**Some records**
□ □ □

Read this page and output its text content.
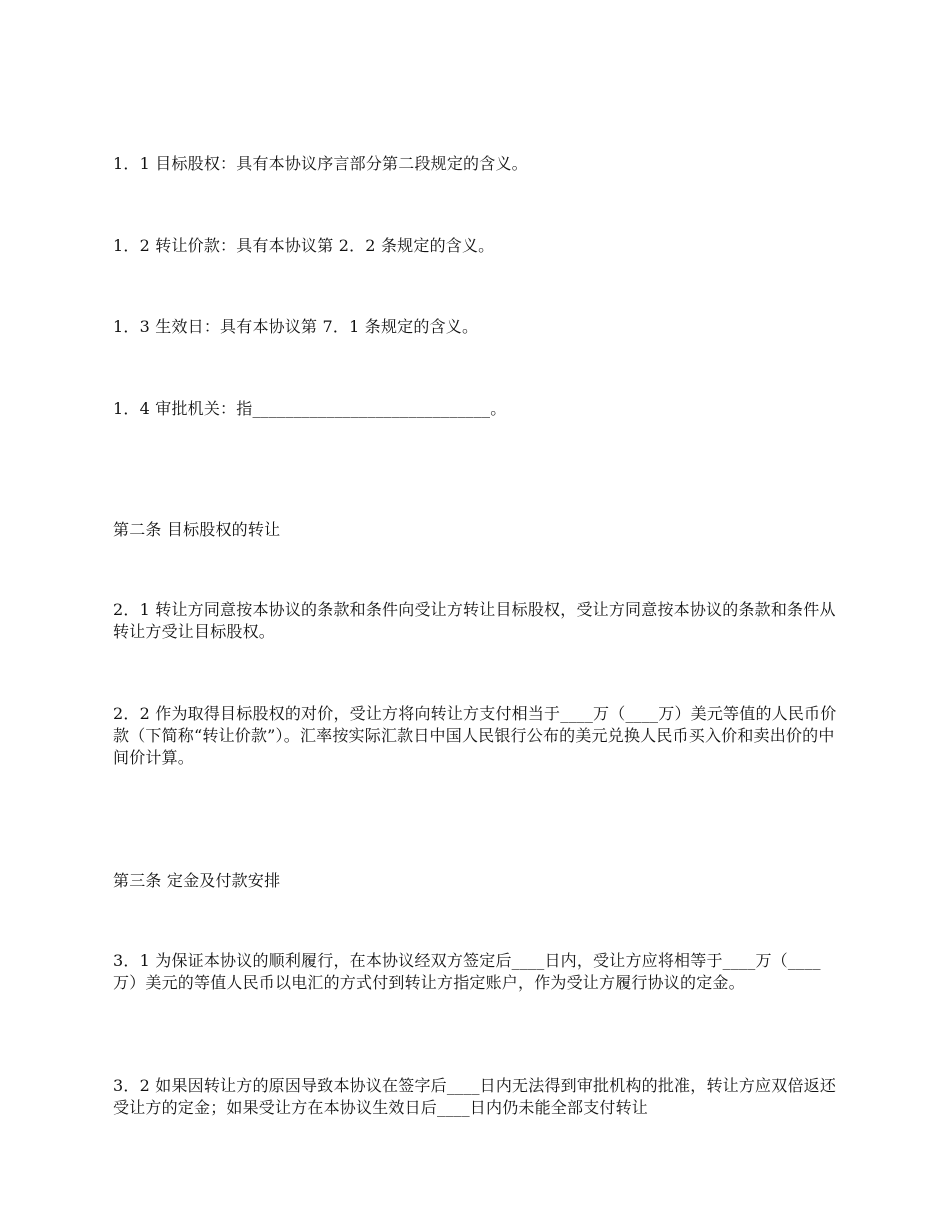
1．1 目标股权：具有本协议序言部分第二段规定的含义。
1．2 转让价款：具有本协议第 2．2 条规定的含义。
1．3 生效日：具有本协议第 7．1 条规定的含义。
1．4 审批机关：指_____________________________。
第二条 目标股权的转让
2．1 转让方同意按本协议的条款和条件向受让方转让目标股权，受让方同意按本协议的条款和条件从转让方受让目标股权。
2．2 作为取得目标股权的对价，受让方将向转让方支付相当于____万（____万）美元等值的人民币价款（下简称“转让价款”）。汇率按实际汇款日中国人民银行公布的美元兑换人民币买入价和卖出价的中间价计算。
第三条 定金及付款安排
3．1 为保证本协议的顺利履行，在本协议经双方签定后____日内，受让方应将相等于____万（____万）美元的等值人民币以电汇的方式付到转让方指定账户，作为受让方履行协议的定金。
3．2 如果因转让方的原因导致本协议在签字后____日内无法得到审批机构的批准，转让方应双倍返还受让方的定金；如果受让方在本协议生效日后____日内仍未能全部支付转让
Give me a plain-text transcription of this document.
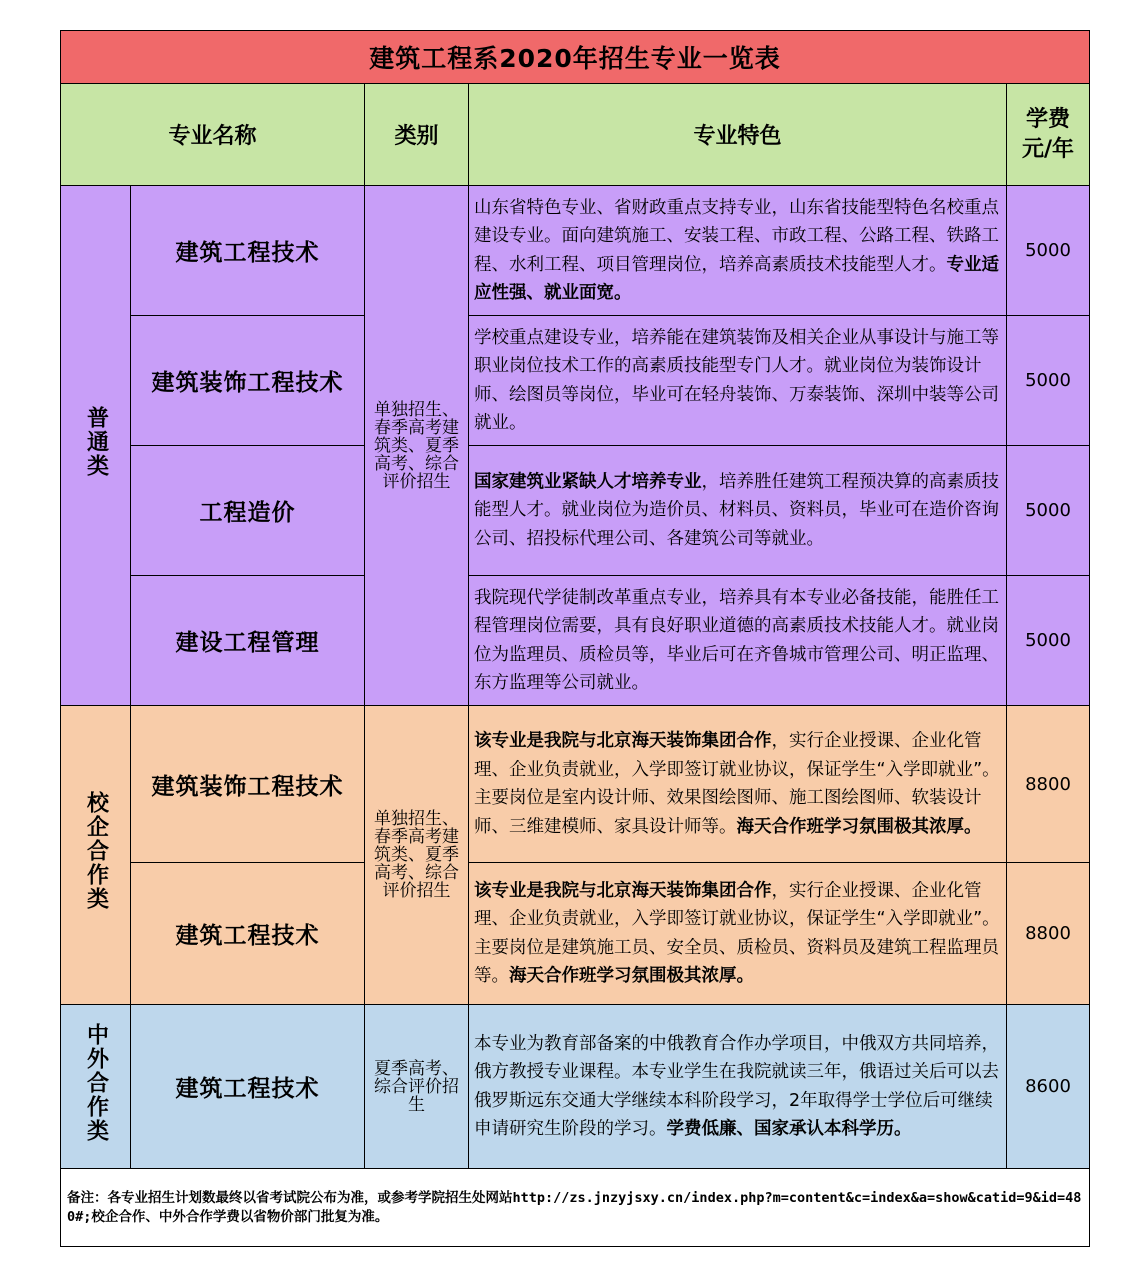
建筑工程系2020年招生专业一览表				
专业名称		类别	专业特色	学费
元/年
普通类	建筑工程技术	单独招生、春季高考建筑类、夏季高考、综合评价招生	山东省特色专业、省财政重点支持专业，山东省技能型特色名校重点建设专业。面向建筑施工、安装工程、市政工程、公路工程、铁路工程、水利工程、项目管理岗位，培养高素质技术技能型人才。专业适应性强、就业面宽。	5000
	建筑装饰工程技术		学校重点建设专业，培养能在建筑装饰及相关企业从事设计与施工等职业岗位技术工作的高素质技能型专门人才。就业岗位为装饰设计师、绘图员等岗位，毕业可在轻舟装饰、万泰装饰、深圳中装等公司就业。	5000
	工程造价		国家建筑业紧缺人才培养专业，培养胜任建筑工程预决算的高素质技能型人才。就业岗位为造价员、材料员、资料员，毕业可在造价咨询公司、招投标代理公司、各建筑公司等就业。	5000
	建设工程管理		我院现代学徒制改革重点专业，培养具有本专业必备技能，能胜任工程管理岗位需要，具有良好职业道德的高素质技术技能人才。就业岗位为监理员、质检员等，毕业后可在齐鲁城市管理公司、明正监理、东方监理等公司就业。	5000
校企合作类	建筑装饰工程技术	单独招生、春季高考建筑类、夏季高考、综合评价招生	该专业是我院与北京海天装饰集团合作，实行企业授课、企业化管理、企业负责就业，入学即签订就业协议，保证学生“入学即就业”。 主要岗位是室内设计师、效果图绘图师、施工图绘图师、软装设计师、三维建模师、家具设计师等。海天合作班学习氛围极其浓厚。	8800
	建筑工程技术		该专业是我院与北京海天装饰集团合作，实行企业授课、企业化管理、企业负责就业，入学即签订就业协议，保证学生“入学即就业”。 主要岗位是建筑施工员、安全员、质检员、资料员及建筑工程监理员等。海天合作班学习氛围极其浓厚。	8800
中外合作类	建筑工程技术	夏季高考、综合评价招生	本专业为教育部备案的中俄教育合作办学项目，中俄双方共同培养，俄方教授专业课程。本专业学生在我院就读三年，俄语过关后可以去俄罗斯远东交通大学继续本科阶段学习，2年取得学士学位后可继续申请研究生阶段的学习。学费低廉、国家承认本科学历。	8600
备注：各专业招生计划数最终以省考试院公布为准，或参考学院招生处网站http://zs.jnzyjsxy.cn/index.php?m=content&c=index&a=show&catid=9&id=480#;校企合作、中外合作学费以省物价部门批复为准。				
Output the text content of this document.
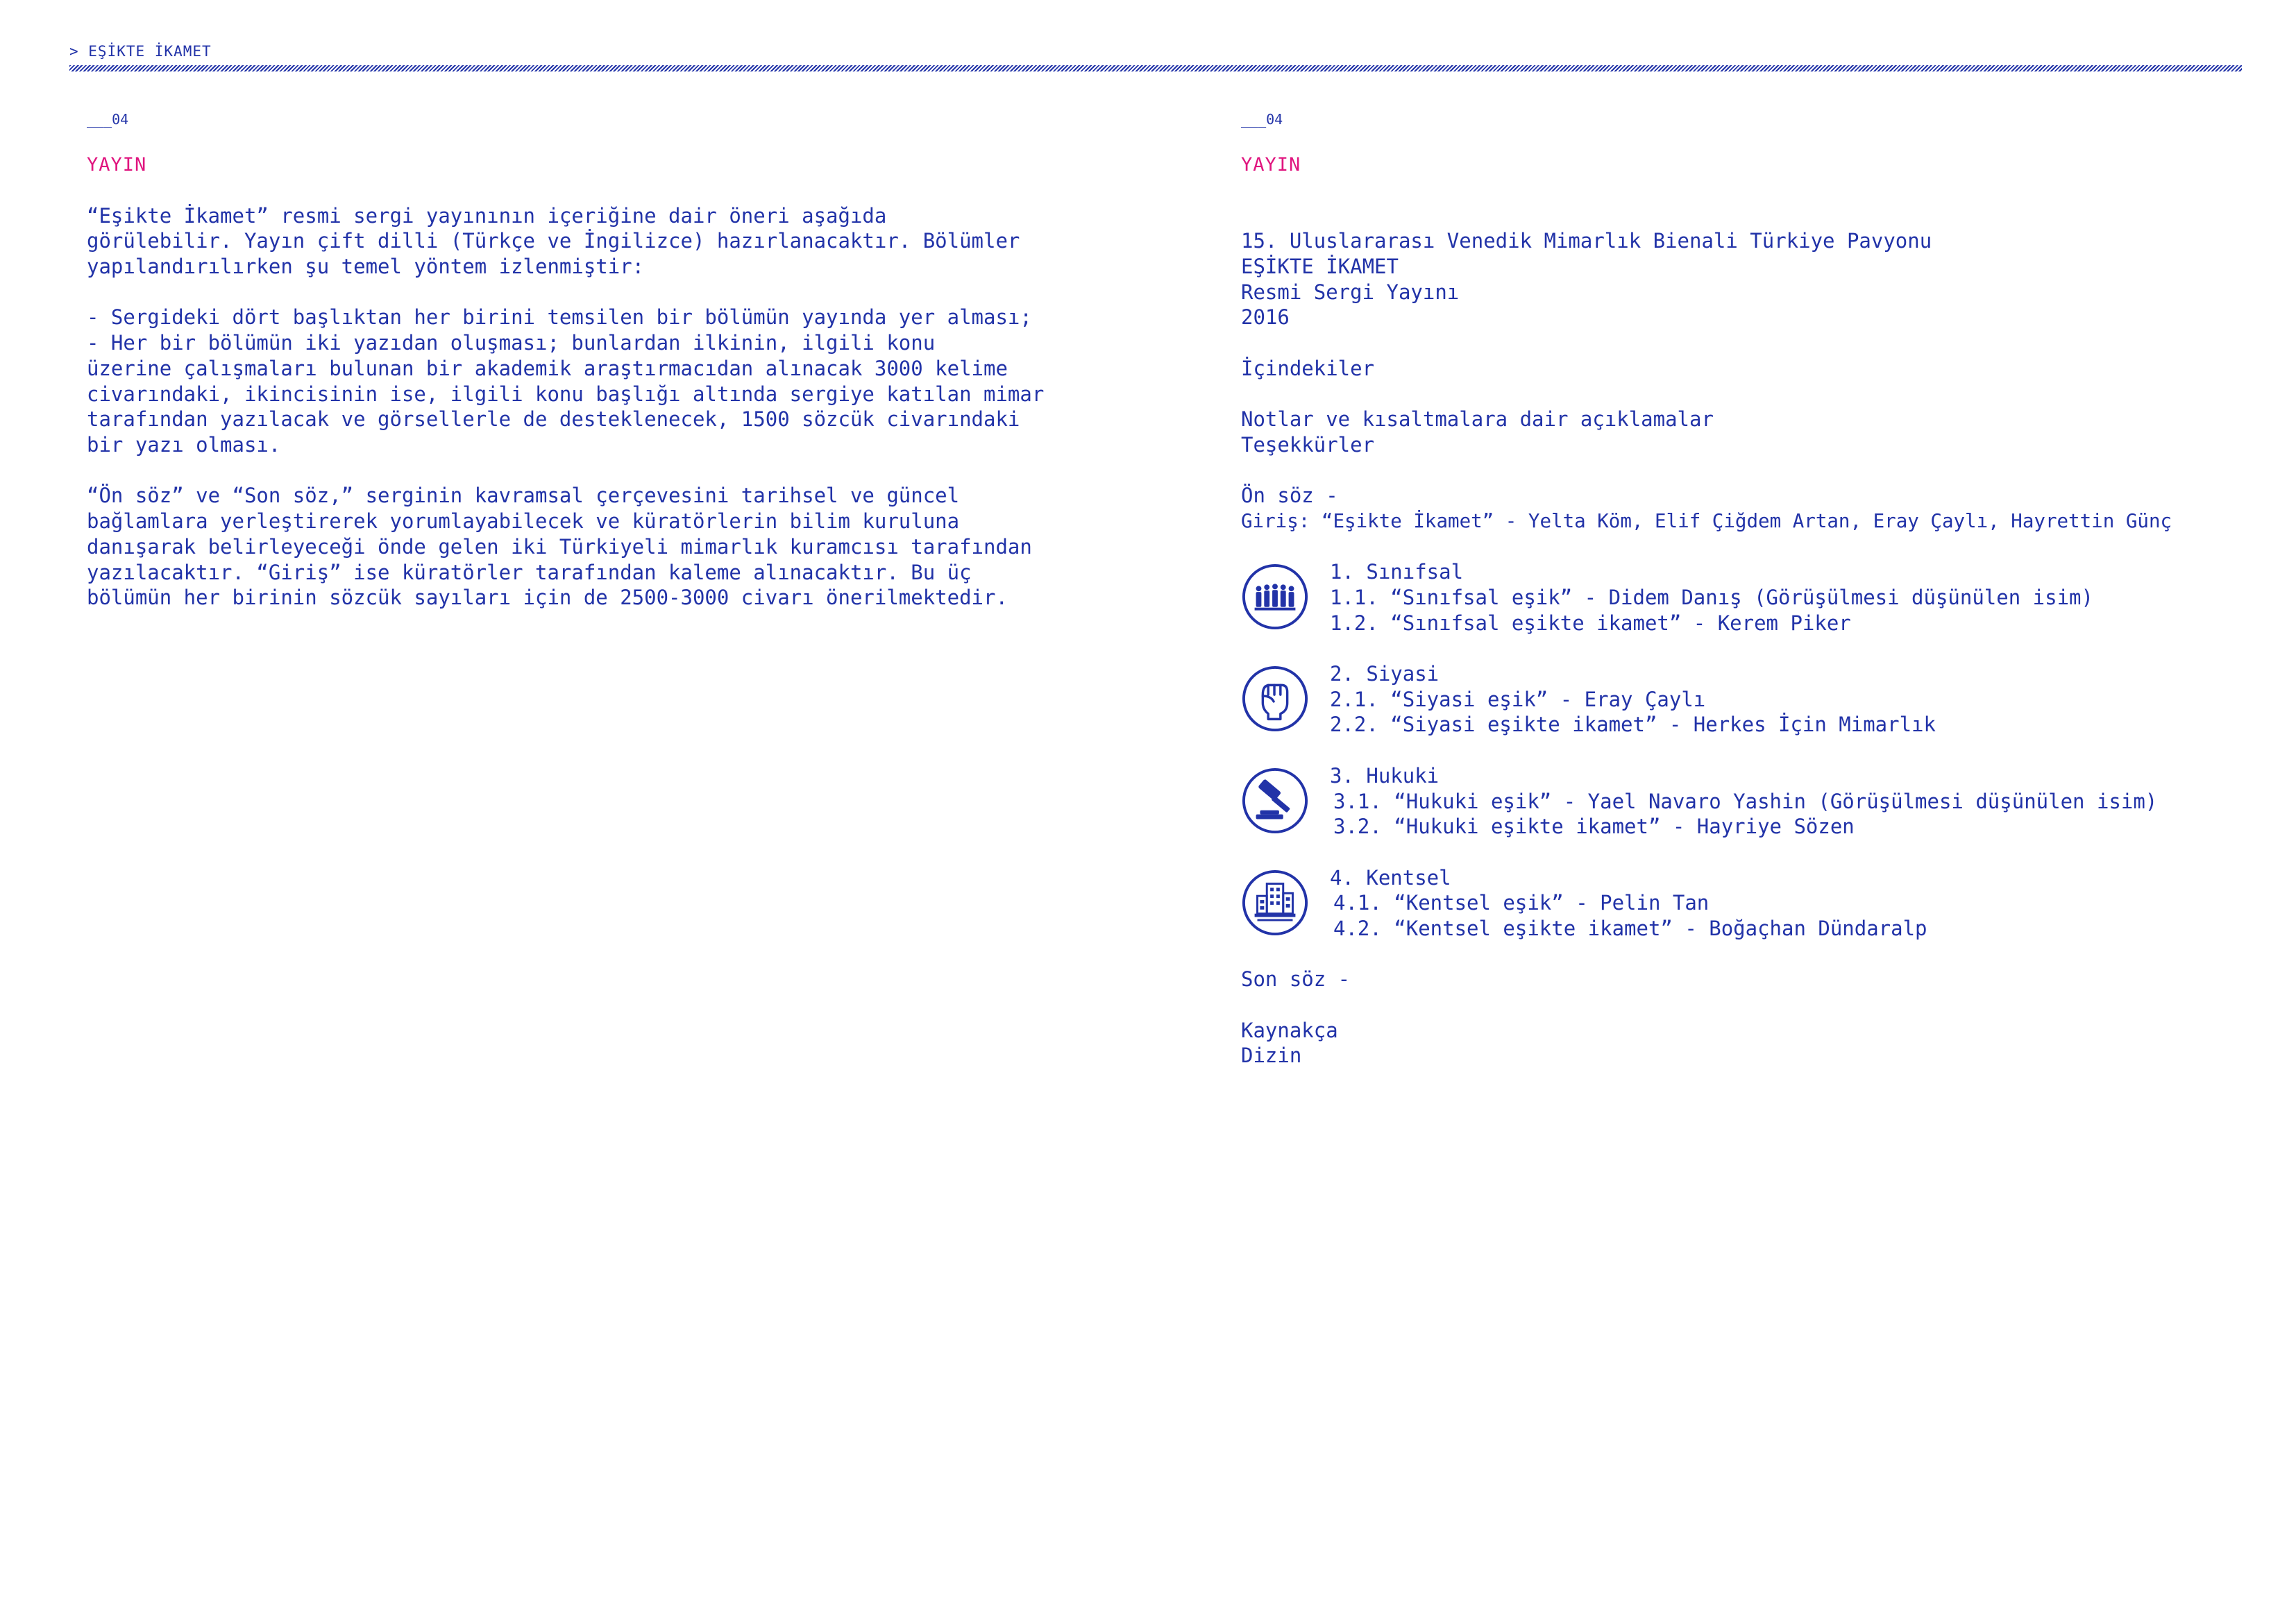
> EŞİKTE İKAMET
___04
YAYIN

“Eşikte İkamet” resmi sergi yayınının içeriğine dair öneri aşağıda
görülebilir. Yayın çift dilli (Türkçe ve İngilizce) hazırlanacaktır. Bölümler
yapılandırılırken şu temel yöntem izlenmiştir:

- Sergideki dört başlıktan her birini temsilen bir bölümün yayında yer alması;
- Her bir bölümün iki yazıdan oluşması; bunlardan ilkinin, ilgili konu
üzerine çalışmaları bulunan bir akademik araştırmacıdan alınacak 3000 kelime
civarındaki, ikincisinin ise, ilgili konu başlığı altında sergiye katılan mimar
tarafından yazılacak ve görsellerle de desteklenecek, 1500 sözcük civarındaki
bir yazı olması.

“Ön söz” ve “Son söz,” serginin kavramsal çerçevesini tarihsel ve güncel
bağlamlara yerleştirerek yorumlayabilecek ve küratörlerin bilim kuruluna
danışarak belirleyeceği önde gelen iki Türkiyeli mimarlık kuramcısı tarafından
yazılacaktır. “Giriş” ise küratörler tarafından kaleme alınacaktır. Bu üç
bölümün her birinin sözcük sayıları için de 2500-3000 civarı önerilmektedir.

___04
YAYIN
15. Uluslararası Venedik Mimarlık Bienali Türkiye Pavyonu
EŞİKTE İKAMET
Resmi Sergi Yayını
2016
İçindekiler
Notlar ve kısaltmalara dair açıklamalar
Teşekkürler
Ön söz -
Giriş: “Eşikte İkamet” - Yelta Köm, Elif Çiğdem Artan, Eray Çaylı, Hayrettin Günç
1. Sınıfsal
1.1. “Sınıfsal eşik” - Didem Danış (Görüşülmesi düşünülen isim)
1.2. “Sınıfsal eşikte ikamet” - Kerem Piker
2. Siyasi
2.1. “Siyasi eşik” - Eray Çaylı
2.2. “Siyasi eşikte ikamet” - Herkes İçin Mimarlık
3. Hukuki
3.1. “Hukuki eşik” - Yael Navaro Yashin (Görüşülmesi düşünülen isim)
3.2. “Hukuki eşikte ikamet” - Hayriye Sözen
4. Kentsel
4.1. “Kentsel eşik” - Pelin Tan
4.2. “Kentsel eşikte ikamet” - Boğaçhan Dündaralp
Son söz -
Kaynakça
Dizin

□ □ □

**WHAT THE TASK REQUIRES**
Scan the data for the word "综合评价招生" and copy every line where it shows up.

**REPLY**
普通类	建筑工程技术	单独招生、春季高考建筑类、夏季高考、综合评价招生	山东省特色专业、省财政重点支持专业，山东省技能型特色名校重点建设专业。面向建筑施工、安装工程、市政工程、公路工程、铁路工程、水利工程、项目管理岗位，培养高素质技术技能型人才。专业适应性强、就业面宽。	5000
校企合作类	建筑装饰工程技术	单独招生、春季高考建筑类、夏季高考、综合评价招生	该专业是我院与北京海天装饰集团合作，实行企业授课、企业化管理、企业负责就业，入学即签订就业协议，保证学生“入学即就业”。 主要岗位是室内设计师、效果图绘图师、施工图绘图师、软装设计师、三维建模师、家具设计师等。海天合作班学习氛围极其浓厚。	8800
中外合作类	建筑工程技术	夏季高考、综合评价招生	本专业为教育部备案的中俄教育合作办学项目，中俄双方共同培养，俄方教授专业课程。本专业学生在我院就读三年，俄语过关后可以去俄罗斯远东交通大学继续本科阶段学习，2年取得学士学位后可继续申请研究生阶段的学习。学费低廉、国家承认本科学历。	8600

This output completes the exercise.